* **PASSAGE PROVIDED**:
Our student has to go to the army for a year, so writing letters is the only way to keep in touch with this gorgeous high school girl. Also, he has to find a new professor for his PhD thesis, since his old supervisor retired. So he applies at various top-notch research in Germany, one of them in Stuttgart, where a certain high school girl happens to live…
Change of Scene
November 1989. A medical officer holds a lecture in front of the draftees, introducing them to the problems of ABC warfare and basic understandings of epidemiology. After the end of this lecture, our student approaches the medical officer:
“I found it interesting how you defined an epidemic and which techniques are to be used by our law in order to contain such epidemics. If I look at what you taught us, shouldn’t this law be applied to AIDS?”
“Theoretically yes, but that cannot be done.”
“Beg your pardon? We have an epidemic according to the definition of the law, and nobody cares to enforce the law to protect the population?”
“You cannot do this for political reasons.”
“What kind of political reasons can possibly force the government to break the law and jeopardize the entire population?”
“We have these terrible history of the Third Reich. Homosexuals were persecuted, and people were herded together in camps to prevent and contain epidemics. And since AIDS is still seen primarily as a homosexual phenomenon, though it is wrong, there is no way anybody could enforce the law. The Holocaust prevents us from doing what he otherwise had to do.”
“So what you are saying is that because of what happened half a century ago, you rather break the law today, neglect your duty as a physician, and expose the population to an AIDS Holocaust?”
“There is no way we could enforce this.”
In the meantime, millions are dying in Africa, and nobody took are takes any containing measures. The Holocaust prevents us to prevent a Holocaust. How stupid can it get?
A few weeks later, during a maneuver exercise, our student pulls his lower back muscles so badly that he has to stay in bed for almost a week. His friend Erich comes and visits him, brings him a load of some twenty books so his friend can keep reading. In one of the book, a professor for sociology deals with the demographical development of the German people.
“If the tendency is not turned around, there will be no German people left at the end of the 21st century” he summarizes his paper.

* **INSTRUCTIONS TO FOLLOW**:
How would the paragraph of the passage beginning "A few weeks later" read as a brief bulleted list that keeps its main facts? The lines have no connection to the passage.

Page layout parsing lines
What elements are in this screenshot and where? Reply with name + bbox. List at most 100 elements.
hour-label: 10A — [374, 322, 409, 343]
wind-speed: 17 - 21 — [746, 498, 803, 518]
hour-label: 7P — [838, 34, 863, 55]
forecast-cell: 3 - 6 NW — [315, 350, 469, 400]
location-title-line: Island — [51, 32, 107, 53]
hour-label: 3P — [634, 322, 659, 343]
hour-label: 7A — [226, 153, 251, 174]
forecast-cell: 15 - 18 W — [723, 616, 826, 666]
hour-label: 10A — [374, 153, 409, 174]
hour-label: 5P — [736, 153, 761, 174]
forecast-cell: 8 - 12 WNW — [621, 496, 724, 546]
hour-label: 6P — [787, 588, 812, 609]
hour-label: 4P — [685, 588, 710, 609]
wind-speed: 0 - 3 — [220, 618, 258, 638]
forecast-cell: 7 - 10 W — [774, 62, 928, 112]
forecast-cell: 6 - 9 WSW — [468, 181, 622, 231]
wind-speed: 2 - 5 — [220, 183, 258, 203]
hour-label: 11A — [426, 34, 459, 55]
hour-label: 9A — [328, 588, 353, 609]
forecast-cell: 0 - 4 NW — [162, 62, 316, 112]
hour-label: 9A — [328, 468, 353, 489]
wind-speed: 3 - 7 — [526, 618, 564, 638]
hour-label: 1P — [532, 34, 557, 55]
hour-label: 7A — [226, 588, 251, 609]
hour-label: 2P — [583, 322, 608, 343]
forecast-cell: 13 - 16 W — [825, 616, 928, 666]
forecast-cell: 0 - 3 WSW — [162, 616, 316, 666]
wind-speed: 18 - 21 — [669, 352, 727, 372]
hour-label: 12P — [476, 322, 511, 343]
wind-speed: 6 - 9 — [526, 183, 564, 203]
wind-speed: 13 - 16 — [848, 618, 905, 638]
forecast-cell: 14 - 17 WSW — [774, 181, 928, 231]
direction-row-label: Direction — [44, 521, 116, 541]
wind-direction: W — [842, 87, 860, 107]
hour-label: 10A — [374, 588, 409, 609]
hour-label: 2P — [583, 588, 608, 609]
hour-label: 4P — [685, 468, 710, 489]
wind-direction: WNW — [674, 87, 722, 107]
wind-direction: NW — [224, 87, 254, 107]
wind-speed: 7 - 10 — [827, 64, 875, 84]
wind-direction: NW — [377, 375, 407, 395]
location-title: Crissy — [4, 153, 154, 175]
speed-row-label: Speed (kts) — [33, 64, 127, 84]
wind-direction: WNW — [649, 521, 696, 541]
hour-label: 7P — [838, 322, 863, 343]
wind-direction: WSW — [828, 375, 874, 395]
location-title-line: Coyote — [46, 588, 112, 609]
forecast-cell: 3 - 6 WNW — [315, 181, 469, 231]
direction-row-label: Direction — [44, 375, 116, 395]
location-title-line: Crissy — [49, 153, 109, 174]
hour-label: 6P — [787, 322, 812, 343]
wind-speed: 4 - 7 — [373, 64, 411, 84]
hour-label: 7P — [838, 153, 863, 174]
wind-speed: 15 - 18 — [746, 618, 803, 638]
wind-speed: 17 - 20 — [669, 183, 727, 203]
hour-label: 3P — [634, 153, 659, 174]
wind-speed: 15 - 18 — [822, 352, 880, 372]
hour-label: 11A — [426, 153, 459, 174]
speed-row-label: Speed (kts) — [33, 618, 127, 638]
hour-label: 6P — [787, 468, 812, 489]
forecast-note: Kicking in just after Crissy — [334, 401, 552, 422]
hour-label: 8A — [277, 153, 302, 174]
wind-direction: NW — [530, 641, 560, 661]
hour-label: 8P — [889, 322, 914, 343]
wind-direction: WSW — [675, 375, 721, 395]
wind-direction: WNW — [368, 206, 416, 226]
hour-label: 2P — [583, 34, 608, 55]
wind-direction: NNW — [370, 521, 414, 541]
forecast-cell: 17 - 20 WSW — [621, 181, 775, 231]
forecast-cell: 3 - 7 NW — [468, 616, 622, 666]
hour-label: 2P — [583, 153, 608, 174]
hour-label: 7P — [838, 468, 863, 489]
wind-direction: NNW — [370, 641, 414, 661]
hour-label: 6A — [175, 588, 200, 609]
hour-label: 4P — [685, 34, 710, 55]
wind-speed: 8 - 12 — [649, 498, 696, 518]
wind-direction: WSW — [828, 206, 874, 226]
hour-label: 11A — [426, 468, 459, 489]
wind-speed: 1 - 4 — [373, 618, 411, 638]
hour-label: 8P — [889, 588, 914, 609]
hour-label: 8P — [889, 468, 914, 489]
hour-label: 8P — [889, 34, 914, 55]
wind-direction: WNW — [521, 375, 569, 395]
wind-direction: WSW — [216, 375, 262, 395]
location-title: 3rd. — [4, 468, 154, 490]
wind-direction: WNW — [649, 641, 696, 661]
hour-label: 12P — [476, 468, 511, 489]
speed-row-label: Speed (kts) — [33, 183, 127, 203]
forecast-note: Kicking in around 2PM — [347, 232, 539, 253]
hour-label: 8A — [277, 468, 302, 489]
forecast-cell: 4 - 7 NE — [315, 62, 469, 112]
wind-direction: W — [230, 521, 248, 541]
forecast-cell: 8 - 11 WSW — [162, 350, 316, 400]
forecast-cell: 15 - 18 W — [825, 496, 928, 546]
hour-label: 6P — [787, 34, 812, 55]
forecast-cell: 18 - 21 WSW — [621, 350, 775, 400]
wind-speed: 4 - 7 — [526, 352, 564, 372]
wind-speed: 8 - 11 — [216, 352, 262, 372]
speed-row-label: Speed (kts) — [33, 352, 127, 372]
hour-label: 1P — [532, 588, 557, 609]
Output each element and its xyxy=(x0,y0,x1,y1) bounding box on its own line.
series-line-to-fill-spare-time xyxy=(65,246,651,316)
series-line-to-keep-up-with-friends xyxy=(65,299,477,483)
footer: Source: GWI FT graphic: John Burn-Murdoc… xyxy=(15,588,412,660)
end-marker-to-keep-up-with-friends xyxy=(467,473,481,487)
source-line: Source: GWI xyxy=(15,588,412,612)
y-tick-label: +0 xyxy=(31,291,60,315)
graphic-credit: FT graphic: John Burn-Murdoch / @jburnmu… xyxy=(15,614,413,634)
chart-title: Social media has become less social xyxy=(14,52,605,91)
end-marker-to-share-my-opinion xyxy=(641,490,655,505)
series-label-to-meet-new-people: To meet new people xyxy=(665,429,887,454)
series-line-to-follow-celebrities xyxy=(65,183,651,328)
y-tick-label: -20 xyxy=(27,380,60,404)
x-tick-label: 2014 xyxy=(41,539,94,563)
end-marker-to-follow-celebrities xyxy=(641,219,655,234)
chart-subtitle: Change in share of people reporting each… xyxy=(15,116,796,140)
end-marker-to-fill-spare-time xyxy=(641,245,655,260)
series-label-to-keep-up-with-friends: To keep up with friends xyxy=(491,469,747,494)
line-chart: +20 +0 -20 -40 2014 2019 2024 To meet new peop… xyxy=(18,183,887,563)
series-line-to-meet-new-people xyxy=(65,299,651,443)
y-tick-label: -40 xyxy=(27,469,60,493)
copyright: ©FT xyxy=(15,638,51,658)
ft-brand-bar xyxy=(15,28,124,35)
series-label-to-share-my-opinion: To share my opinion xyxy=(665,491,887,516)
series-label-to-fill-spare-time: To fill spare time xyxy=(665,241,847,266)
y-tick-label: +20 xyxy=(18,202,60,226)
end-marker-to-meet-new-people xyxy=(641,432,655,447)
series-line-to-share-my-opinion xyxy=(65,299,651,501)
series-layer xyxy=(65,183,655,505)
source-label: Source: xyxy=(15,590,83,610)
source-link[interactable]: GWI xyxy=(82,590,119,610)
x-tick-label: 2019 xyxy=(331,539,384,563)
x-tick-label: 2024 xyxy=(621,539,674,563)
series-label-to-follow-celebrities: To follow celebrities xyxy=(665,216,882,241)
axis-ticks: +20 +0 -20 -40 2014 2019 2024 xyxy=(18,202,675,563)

* **WRITTEN RESPONSE**:
- A few weeks later, during a maneuver exercise, the student badly pulls his lower back muscles.
- He has to stay in bed for almost a week.
- His friend Erich visits and brings him about twenty books to read.
- One of the books is by a sociology professor and deals with the demographic development of the German people.